> [What you need to do] Work out how many lines hold "JSON". Give the number and nothing else.

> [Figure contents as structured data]

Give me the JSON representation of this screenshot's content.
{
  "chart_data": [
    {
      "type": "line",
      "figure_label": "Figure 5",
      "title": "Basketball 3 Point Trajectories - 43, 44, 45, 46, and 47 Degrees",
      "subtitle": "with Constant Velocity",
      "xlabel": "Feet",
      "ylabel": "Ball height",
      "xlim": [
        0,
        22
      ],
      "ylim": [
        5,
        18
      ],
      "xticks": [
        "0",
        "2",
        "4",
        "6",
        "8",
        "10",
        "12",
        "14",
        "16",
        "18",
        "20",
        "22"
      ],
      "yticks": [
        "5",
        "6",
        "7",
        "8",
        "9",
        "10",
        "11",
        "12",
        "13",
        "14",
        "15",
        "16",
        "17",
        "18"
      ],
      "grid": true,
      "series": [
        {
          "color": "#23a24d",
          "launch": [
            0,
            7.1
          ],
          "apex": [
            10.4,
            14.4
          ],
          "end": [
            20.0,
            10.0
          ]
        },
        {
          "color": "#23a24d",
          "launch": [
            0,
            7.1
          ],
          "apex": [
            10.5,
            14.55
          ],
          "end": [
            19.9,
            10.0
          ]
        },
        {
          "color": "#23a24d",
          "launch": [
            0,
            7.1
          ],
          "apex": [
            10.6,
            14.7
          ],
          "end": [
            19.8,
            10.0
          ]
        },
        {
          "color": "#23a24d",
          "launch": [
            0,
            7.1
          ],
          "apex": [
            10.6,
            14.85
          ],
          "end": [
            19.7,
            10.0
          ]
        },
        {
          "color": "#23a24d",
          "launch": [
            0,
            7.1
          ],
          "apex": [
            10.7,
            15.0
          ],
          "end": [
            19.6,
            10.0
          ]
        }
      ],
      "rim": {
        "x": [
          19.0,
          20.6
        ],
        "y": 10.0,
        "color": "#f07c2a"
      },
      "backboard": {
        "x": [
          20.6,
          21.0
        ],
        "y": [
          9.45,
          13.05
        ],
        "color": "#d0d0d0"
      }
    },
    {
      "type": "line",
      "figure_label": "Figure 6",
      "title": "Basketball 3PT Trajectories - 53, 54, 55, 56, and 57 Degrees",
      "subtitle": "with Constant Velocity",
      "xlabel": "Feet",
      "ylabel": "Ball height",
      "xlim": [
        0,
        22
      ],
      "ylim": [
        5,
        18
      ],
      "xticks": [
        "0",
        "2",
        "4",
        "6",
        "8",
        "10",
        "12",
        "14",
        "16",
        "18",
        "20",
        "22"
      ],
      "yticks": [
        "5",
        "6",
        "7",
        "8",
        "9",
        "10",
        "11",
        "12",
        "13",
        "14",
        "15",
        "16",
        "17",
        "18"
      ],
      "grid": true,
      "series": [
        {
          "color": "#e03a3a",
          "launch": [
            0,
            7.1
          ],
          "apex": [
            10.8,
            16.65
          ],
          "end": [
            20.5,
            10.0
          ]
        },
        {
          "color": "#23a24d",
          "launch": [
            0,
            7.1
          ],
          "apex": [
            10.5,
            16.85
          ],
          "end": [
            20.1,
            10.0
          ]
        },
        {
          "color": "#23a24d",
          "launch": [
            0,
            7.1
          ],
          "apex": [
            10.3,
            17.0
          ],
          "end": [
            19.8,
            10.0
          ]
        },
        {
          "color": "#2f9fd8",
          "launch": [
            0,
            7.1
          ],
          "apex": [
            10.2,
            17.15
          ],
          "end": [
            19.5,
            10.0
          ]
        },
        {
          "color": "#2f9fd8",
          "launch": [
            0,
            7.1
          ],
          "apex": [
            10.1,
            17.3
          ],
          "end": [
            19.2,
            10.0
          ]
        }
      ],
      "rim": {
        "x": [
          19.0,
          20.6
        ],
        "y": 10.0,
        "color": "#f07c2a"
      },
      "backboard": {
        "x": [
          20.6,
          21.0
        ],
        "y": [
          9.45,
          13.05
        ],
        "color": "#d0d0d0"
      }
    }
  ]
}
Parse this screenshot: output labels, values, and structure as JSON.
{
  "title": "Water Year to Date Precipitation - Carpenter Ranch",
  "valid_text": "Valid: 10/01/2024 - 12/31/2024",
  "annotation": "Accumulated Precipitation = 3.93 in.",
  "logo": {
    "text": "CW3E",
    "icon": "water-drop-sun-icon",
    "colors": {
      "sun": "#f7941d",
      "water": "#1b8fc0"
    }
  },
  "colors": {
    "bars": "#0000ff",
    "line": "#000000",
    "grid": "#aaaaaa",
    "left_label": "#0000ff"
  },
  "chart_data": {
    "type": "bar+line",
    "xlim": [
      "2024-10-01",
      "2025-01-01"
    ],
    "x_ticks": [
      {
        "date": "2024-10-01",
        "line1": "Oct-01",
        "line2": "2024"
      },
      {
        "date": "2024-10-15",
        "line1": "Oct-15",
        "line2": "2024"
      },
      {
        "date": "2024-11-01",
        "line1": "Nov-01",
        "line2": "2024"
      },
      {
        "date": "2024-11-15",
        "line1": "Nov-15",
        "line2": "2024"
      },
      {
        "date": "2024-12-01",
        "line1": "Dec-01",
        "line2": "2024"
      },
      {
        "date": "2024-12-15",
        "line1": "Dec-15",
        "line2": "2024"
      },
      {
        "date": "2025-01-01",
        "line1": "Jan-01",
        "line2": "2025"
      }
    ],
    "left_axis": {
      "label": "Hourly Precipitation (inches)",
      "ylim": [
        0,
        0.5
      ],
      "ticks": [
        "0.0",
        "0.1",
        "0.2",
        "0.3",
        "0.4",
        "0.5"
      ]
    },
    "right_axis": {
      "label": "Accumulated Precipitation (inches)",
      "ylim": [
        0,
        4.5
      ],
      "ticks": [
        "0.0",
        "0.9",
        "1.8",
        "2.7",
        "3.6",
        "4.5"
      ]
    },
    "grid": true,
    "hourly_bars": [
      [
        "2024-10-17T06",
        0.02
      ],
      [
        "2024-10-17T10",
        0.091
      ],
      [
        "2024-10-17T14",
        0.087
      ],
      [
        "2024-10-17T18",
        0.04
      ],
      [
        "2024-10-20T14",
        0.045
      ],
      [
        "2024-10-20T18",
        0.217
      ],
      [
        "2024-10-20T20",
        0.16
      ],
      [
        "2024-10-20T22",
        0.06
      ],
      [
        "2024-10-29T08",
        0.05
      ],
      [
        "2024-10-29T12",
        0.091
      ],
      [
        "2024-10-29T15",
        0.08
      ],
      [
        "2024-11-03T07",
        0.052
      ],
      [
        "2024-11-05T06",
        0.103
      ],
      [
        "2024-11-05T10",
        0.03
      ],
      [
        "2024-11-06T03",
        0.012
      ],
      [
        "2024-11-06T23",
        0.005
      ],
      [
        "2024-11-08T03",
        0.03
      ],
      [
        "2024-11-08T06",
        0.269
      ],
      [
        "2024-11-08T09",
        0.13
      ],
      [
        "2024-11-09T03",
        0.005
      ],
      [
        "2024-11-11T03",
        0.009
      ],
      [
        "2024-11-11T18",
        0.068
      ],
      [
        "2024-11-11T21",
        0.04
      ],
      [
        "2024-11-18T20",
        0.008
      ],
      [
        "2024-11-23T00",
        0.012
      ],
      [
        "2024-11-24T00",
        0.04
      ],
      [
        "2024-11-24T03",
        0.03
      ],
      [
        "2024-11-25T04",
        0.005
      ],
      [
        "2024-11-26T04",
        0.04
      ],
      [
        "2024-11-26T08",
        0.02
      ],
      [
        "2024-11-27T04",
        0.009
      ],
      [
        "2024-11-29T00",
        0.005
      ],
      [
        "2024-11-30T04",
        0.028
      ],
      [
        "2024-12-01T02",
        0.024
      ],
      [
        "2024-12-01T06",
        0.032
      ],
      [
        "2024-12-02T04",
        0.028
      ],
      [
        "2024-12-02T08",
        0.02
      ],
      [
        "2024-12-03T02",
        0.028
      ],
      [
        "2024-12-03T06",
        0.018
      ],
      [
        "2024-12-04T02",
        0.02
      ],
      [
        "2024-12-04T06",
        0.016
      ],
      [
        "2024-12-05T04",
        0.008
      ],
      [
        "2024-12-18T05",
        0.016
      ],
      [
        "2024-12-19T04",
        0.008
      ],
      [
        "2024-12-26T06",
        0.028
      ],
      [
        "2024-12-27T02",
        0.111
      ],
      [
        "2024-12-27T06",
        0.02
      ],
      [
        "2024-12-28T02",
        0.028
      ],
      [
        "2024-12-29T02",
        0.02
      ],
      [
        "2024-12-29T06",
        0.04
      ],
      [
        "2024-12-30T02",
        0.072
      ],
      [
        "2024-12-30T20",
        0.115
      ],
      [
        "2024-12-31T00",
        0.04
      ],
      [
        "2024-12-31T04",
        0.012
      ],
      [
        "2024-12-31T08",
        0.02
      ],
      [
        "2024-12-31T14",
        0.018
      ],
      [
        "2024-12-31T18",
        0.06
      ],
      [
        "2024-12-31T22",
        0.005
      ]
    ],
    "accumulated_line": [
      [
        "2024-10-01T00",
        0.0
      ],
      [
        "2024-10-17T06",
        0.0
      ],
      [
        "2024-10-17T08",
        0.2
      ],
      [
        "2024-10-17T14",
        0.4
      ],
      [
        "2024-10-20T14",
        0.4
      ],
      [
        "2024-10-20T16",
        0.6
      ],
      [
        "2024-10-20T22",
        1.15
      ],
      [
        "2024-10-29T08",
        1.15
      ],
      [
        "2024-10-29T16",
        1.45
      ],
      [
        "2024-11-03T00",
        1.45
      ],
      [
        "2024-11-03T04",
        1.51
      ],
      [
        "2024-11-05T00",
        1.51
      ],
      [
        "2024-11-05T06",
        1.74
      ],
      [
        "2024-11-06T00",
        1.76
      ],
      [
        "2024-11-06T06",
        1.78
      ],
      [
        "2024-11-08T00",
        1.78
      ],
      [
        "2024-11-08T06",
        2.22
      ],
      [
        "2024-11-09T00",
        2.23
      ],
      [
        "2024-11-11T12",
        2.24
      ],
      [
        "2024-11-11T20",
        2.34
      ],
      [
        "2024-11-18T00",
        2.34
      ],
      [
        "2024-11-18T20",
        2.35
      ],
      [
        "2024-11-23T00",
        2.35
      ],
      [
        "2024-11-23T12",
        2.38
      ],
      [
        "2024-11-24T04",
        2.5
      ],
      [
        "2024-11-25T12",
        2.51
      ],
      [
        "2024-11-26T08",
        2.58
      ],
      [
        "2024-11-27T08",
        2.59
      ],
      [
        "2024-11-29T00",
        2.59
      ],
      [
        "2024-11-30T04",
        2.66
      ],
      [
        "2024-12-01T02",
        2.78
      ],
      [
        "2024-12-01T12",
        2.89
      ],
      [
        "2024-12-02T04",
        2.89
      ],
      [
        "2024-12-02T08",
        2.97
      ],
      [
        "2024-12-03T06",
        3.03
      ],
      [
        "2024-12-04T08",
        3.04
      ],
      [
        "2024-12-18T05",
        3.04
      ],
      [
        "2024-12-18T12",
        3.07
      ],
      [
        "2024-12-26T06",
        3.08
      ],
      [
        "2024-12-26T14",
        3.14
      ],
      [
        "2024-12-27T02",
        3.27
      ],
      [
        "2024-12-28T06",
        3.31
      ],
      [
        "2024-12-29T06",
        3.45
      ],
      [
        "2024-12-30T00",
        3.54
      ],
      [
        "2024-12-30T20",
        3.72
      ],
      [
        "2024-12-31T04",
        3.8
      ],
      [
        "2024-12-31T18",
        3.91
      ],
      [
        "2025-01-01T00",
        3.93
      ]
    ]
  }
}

> [Written answer] 2